> **Work to complete**
Return every line below as is, leaving out the pictures.

> **Input for this task**
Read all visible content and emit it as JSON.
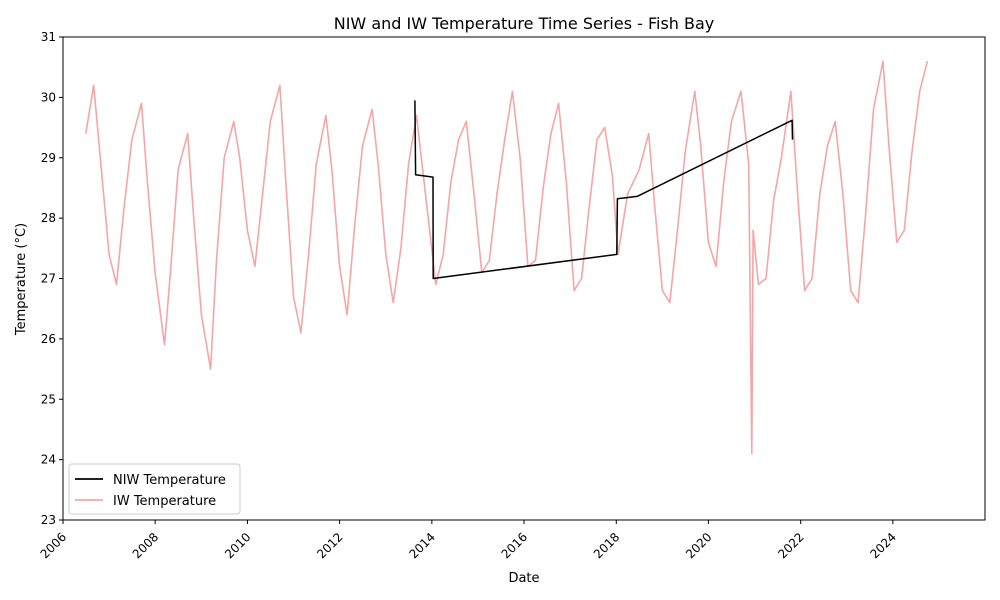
{
  "chart_data": {
    "type": "line",
    "title": "NIW and IW Temperature Time Series - Fish Bay",
    "xlabel": "Date",
    "ylabel": "Temperature (°C)",
    "xlim": [
      "2006-01-01",
      "2025-12-31"
    ],
    "ylim": [
      23,
      31
    ],
    "x_ticks": [
      "2006",
      "2008",
      "2010",
      "2012",
      "2014",
      "2016",
      "2018",
      "2020",
      "2022",
      "2024"
    ],
    "y_ticks": [
      "23",
      "24",
      "25",
      "26",
      "27",
      "28",
      "29",
      "30",
      "31"
    ],
    "grid": false,
    "legend_position": "lower-left",
    "series": [
      {
        "name": "IW Temperature",
        "color": "#f08080",
        "alpha": 0.7,
        "points": [
          [
            "2006-07-01",
            29.4
          ],
          [
            "2006-09-01",
            30.2
          ],
          [
            "2006-11-01",
            28.8
          ],
          [
            "2007-01-01",
            27.4
          ],
          [
            "2007-03-01",
            26.9
          ],
          [
            "2007-05-01",
            28.2
          ],
          [
            "2007-07-01",
            29.3
          ],
          [
            "2007-09-15",
            29.9
          ],
          [
            "2007-11-01",
            28.6
          ],
          [
            "2008-01-01",
            27.1
          ],
          [
            "2008-03-15",
            25.9
          ],
          [
            "2008-05-01",
            27.1
          ],
          [
            "2008-07-01",
            28.8
          ],
          [
            "2008-09-15",
            29.4
          ],
          [
            "2008-11-01",
            28.0
          ],
          [
            "2009-01-01",
            26.4
          ],
          [
            "2009-03-15",
            25.5
          ],
          [
            "2009-05-01",
            27.3
          ],
          [
            "2009-07-01",
            29.0
          ],
          [
            "2009-09-15",
            29.6
          ],
          [
            "2009-11-01",
            29.0
          ],
          [
            "2010-01-01",
            27.8
          ],
          [
            "2010-03-01",
            27.2
          ],
          [
            "2010-05-01",
            28.4
          ],
          [
            "2010-07-01",
            29.6
          ],
          [
            "2010-09-15",
            30.2
          ],
          [
            "2010-11-01",
            28.6
          ],
          [
            "2011-01-01",
            26.7
          ],
          [
            "2011-03-01",
            26.1
          ],
          [
            "2011-05-01",
            27.4
          ],
          [
            "2011-07-01",
            28.9
          ],
          [
            "2011-09-15",
            29.7
          ],
          [
            "2011-11-01",
            28.8
          ],
          [
            "2012-01-01",
            27.2
          ],
          [
            "2012-03-01",
            26.4
          ],
          [
            "2012-05-01",
            27.9
          ],
          [
            "2012-07-01",
            29.2
          ],
          [
            "2012-09-15",
            29.8
          ],
          [
            "2012-11-01",
            28.9
          ],
          [
            "2013-01-01",
            27.4
          ],
          [
            "2013-03-01",
            26.6
          ],
          [
            "2013-05-01",
            27.5
          ],
          [
            "2013-07-01",
            28.9
          ],
          [
            "2013-09-01",
            29.7
          ],
          [
            "2014-02-01",
            26.9
          ],
          [
            "2014-04-01",
            27.4
          ],
          [
            "2014-06-01",
            28.6
          ],
          [
            "2014-08-01",
            29.3
          ],
          [
            "2014-10-01",
            29.6
          ],
          [
            "2014-12-01",
            28.4
          ],
          [
            "2015-02-01",
            27.1
          ],
          [
            "2015-04-01",
            27.3
          ],
          [
            "2015-06-01",
            28.4
          ],
          [
            "2015-08-01",
            29.3
          ],
          [
            "2015-10-01",
            30.1
          ],
          [
            "2015-12-01",
            29.0
          ],
          [
            "2016-02-01",
            27.2
          ],
          [
            "2016-04-01",
            27.3
          ],
          [
            "2016-06-01",
            28.5
          ],
          [
            "2016-08-01",
            29.4
          ],
          [
            "2016-10-01",
            29.9
          ],
          [
            "2016-12-01",
            28.6
          ],
          [
            "2017-02-01",
            26.8
          ],
          [
            "2017-04-01",
            27.0
          ],
          [
            "2017-06-01",
            28.2
          ],
          [
            "2017-08-01",
            29.3
          ],
          [
            "2017-10-01",
            29.5
          ],
          [
            "2017-12-01",
            28.7
          ],
          [
            "2018-01-15",
            27.4
          ],
          [
            "2018-04-01",
            28.4
          ],
          [
            "2018-07-01",
            28.8
          ],
          [
            "2018-09-15",
            29.4
          ],
          [
            "2018-11-01",
            28.2
          ],
          [
            "2019-01-01",
            26.8
          ],
          [
            "2019-03-01",
            26.6
          ],
          [
            "2019-05-01",
            27.8
          ],
          [
            "2019-07-01",
            29.1
          ],
          [
            "2019-09-15",
            30.1
          ],
          [
            "2019-11-01",
            29.2
          ],
          [
            "2020-01-01",
            27.6
          ],
          [
            "2020-03-01",
            27.2
          ],
          [
            "2020-05-01",
            28.6
          ],
          [
            "2020-07-01",
            29.6
          ],
          [
            "2020-09-15",
            30.1
          ],
          [
            "2020-11-15",
            28.9
          ],
          [
            "2020-12-10",
            24.1
          ],
          [
            "2020-12-20",
            27.8
          ],
          [
            "2021-02-01",
            26.9
          ],
          [
            "2021-04-01",
            27.0
          ],
          [
            "2021-06-01",
            28.3
          ],
          [
            "2021-08-01",
            29.0
          ],
          [
            "2021-10-15",
            30.1
          ],
          [
            "2021-12-01",
            28.6
          ],
          [
            "2022-02-01",
            26.8
          ],
          [
            "2022-04-01",
            27.0
          ],
          [
            "2022-06-01",
            28.4
          ],
          [
            "2022-08-01",
            29.2
          ],
          [
            "2022-10-01",
            29.6
          ],
          [
            "2022-12-01",
            28.4
          ],
          [
            "2023-02-01",
            26.8
          ],
          [
            "2023-04-01",
            26.6
          ],
          [
            "2023-06-01",
            28.1
          ],
          [
            "2023-08-01",
            29.8
          ],
          [
            "2023-10-15",
            30.6
          ],
          [
            "2023-12-01",
            29.2
          ],
          [
            "2024-02-01",
            27.6
          ],
          [
            "2024-04-01",
            27.8
          ],
          [
            "2024-06-01",
            29.1
          ],
          [
            "2024-08-01",
            30.1
          ],
          [
            "2024-10-01",
            30.6
          ]
        ]
      },
      {
        "name": "NIW Temperature",
        "color": "#000000",
        "alpha": 1,
        "points": [
          [
            "2013-08-20",
            29.95
          ],
          [
            "2013-08-25",
            28.72
          ],
          [
            "2014-01-10",
            28.68
          ],
          [
            "2014-01-12",
            27.0
          ],
          [
            "2018-01-05",
            27.4
          ],
          [
            "2018-01-10",
            28.32
          ],
          [
            "2018-06-15",
            28.36
          ],
          [
            "2021-10-25",
            29.62
          ],
          [
            "2021-10-28",
            29.3
          ]
        ]
      }
    ]
  }
}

> **Result below**
Read all visible content and emit it as JSON.
{
  "chart_data": {
    "type": "line",
    "title": "NIW and IW Temperature Time Series - Fish Bay",
    "xlabel": "Date",
    "ylabel": "Temperature (°C)",
    "xlim": [
      "2006-01-01",
      "2025-12-31"
    ],
    "ylim": [
      23,
      31
    ],
    "x_ticks": [
      "2006",
      "2008",
      "2010",
      "2012",
      "2014",
      "2016",
      "2018",
      "2020",
      "2022",
      "2024"
    ],
    "y_ticks": [
      "23",
      "24",
      "25",
      "26",
      "27",
      "28",
      "29",
      "30",
      "31"
    ],
    "grid": false,
    "legend_position": "lower-left",
    "series": [
      {
        "name": "IW Temperature",
        "color": "#f08080",
        "alpha": 0.7,
        "points": [
          [
            "2006-07-01",
            29.4
          ],
          [
            "2006-09-01",
            30.2
          ],
          [
            "2006-11-01",
            28.8
          ],
          [
            "2007-01-01",
            27.4
          ],
          [
            "2007-03-01",
            26.9
          ],
          [
            "2007-05-01",
            28.2
          ],
          [
            "2007-07-01",
            29.3
          ],
          [
            "2007-09-15",
            29.9
          ],
          [
            "2007-11-01",
            28.6
          ],
          [
            "2008-01-01",
            27.1
          ],
          [
            "2008-03-15",
            25.9
          ],
          [
            "2008-05-01",
            27.1
          ],
          [
            "2008-07-01",
            28.8
          ],
          [
            "2008-09-15",
            29.4
          ],
          [
            "2008-11-01",
            28.0
          ],
          [
            "2009-01-01",
            26.4
          ],
          [
            "2009-03-15",
            25.5
          ],
          [
            "2009-05-01",
            27.3
          ],
          [
            "2009-07-01",
            29.0
          ],
          [
            "2009-09-15",
            29.6
          ],
          [
            "2009-11-01",
            29.0
          ],
          [
            "2010-01-01",
            27.8
          ],
          [
            "2010-03-01",
            27.2
          ],
          [
            "2010-05-01",
            28.4
          ],
          [
            "2010-07-01",
            29.6
          ],
          [
            "2010-09-15",
            30.2
          ],
          [
            "2010-11-01",
            28.6
          ],
          [
            "2011-01-01",
            26.7
          ],
          [
            "2011-03-01",
            26.1
          ],
          [
            "2011-05-01",
            27.4
          ],
          [
            "2011-07-01",
            28.9
          ],
          [
            "2011-09-15",
            29.7
          ],
          [
            "2011-11-01",
            28.8
          ],
          [
            "2012-01-01",
            27.2
          ],
          [
            "2012-03-01",
            26.4
          ],
          [
            "2012-05-01",
            27.9
          ],
          [
            "2012-07-01",
            29.2
          ],
          [
            "2012-09-15",
            29.8
          ],
          [
            "2012-11-01",
            28.9
          ],
          [
            "2013-01-01",
            27.4
          ],
          [
            "2013-03-01",
            26.6
          ],
          [
            "2013-05-01",
            27.5
          ],
          [
            "2013-07-01",
            28.9
          ],
          [
            "2013-09-01",
            29.7
          ],
          [
            "2014-02-01",
            26.9
          ],
          [
            "2014-04-01",
            27.4
          ],
          [
            "2014-06-01",
            28.6
          ],
          [
            "2014-08-01",
            29.3
          ],
          [
            "2014-10-01",
            29.6
          ],
          [
            "2014-12-01",
            28.4
          ],
          [
            "2015-02-01",
            27.1
          ],
          [
            "2015-04-01",
            27.3
          ],
          [
            "2015-06-01",
            28.4
          ],
          [
            "2015-08-01",
            29.3
          ],
          [
            "2015-10-01",
            30.1
          ],
          [
            "2015-12-01",
            29.0
          ],
          [
            "2016-02-01",
            27.2
          ],
          [
            "2016-04-01",
            27.3
          ],
          [
            "2016-06-01",
            28.5
          ],
          [
            "2016-08-01",
            29.4
          ],
          [
            "2016-10-01",
            29.9
          ],
          [
            "2016-12-01",
            28.6
          ],
          [
            "2017-02-01",
            26.8
          ],
          [
            "2017-04-01",
            27.0
          ],
          [
            "2017-06-01",
            28.2
          ],
          [
            "2017-08-01",
            29.3
          ],
          [
            "2017-10-01",
            29.5
          ],
          [
            "2017-12-01",
            28.7
          ],
          [
            "2018-01-15",
            27.4
          ],
          [
            "2018-04-01",
            28.4
          ],
          [
            "2018-07-01",
            28.8
          ],
          [
            "2018-09-15",
            29.4
          ],
          [
            "2018-11-01",
            28.2
          ],
          [
            "2019-01-01",
            26.8
          ],
          [
            "2019-03-01",
            26.6
          ],
          [
            "2019-05-01",
            27.8
          ],
          [
            "2019-07-01",
            29.1
          ],
          [
            "2019-09-15",
            30.1
          ],
          [
            "2019-11-01",
            29.2
          ],
          [
            "2020-01-01",
            27.6
          ],
          [
            "2020-03-01",
            27.2
          ],
          [
            "2020-05-01",
            28.6
          ],
          [
            "2020-07-01",
            29.6
          ],
          [
            "2020-09-15",
            30.1
          ],
          [
            "2020-11-15",
            28.9
          ],
          [
            "2020-12-10",
            24.1
          ],
          [
            "2020-12-20",
            27.8
          ],
          [
            "2021-02-01",
            26.9
          ],
          [
            "2021-04-01",
            27.0
          ],
          [
            "2021-06-01",
            28.3
          ],
          [
            "2021-08-01",
            29.0
          ],
          [
            "2021-10-15",
            30.1
          ],
          [
            "2021-12-01",
            28.6
          ],
          [
            "2022-02-01",
            26.8
          ],
          [
            "2022-04-01",
            27.0
          ],
          [
            "2022-06-01",
            28.4
          ],
          [
            "2022-08-01",
            29.2
          ],
          [
            "2022-10-01",
            29.6
          ],
          [
            "2022-12-01",
            28.4
          ],
          [
            "2023-02-01",
            26.8
          ],
          [
            "2023-04-01",
            26.6
          ],
          [
            "2023-06-01",
            28.1
          ],
          [
            "2023-08-01",
            29.8
          ],
          [
            "2023-10-15",
            30.6
          ],
          [
            "2023-12-01",
            29.2
          ],
          [
            "2024-02-01",
            27.6
          ],
          [
            "2024-04-01",
            27.8
          ],
          [
            "2024-06-01",
            29.1
          ],
          [
            "2024-08-01",
            30.1
          ],
          [
            "2024-10-01",
            30.6
          ]
        ]
      },
      {
        "name": "NIW Temperature",
        "color": "#000000",
        "alpha": 1,
        "points": [
          [
            "2013-08-20",
            29.95
          ],
          [
            "2013-08-25",
            28.72
          ],
          [
            "2014-01-10",
            28.68
          ],
          [
            "2014-01-12",
            27.0
          ],
          [
            "2018-01-05",
            27.4
          ],
          [
            "2018-01-10",
            28.32
          ],
          [
            "2018-06-15",
            28.36
          ],
          [
            "2021-10-25",
            29.62
          ],
          [
            "2021-10-28",
            29.3
          ]
        ]
      }
    ]
  }
}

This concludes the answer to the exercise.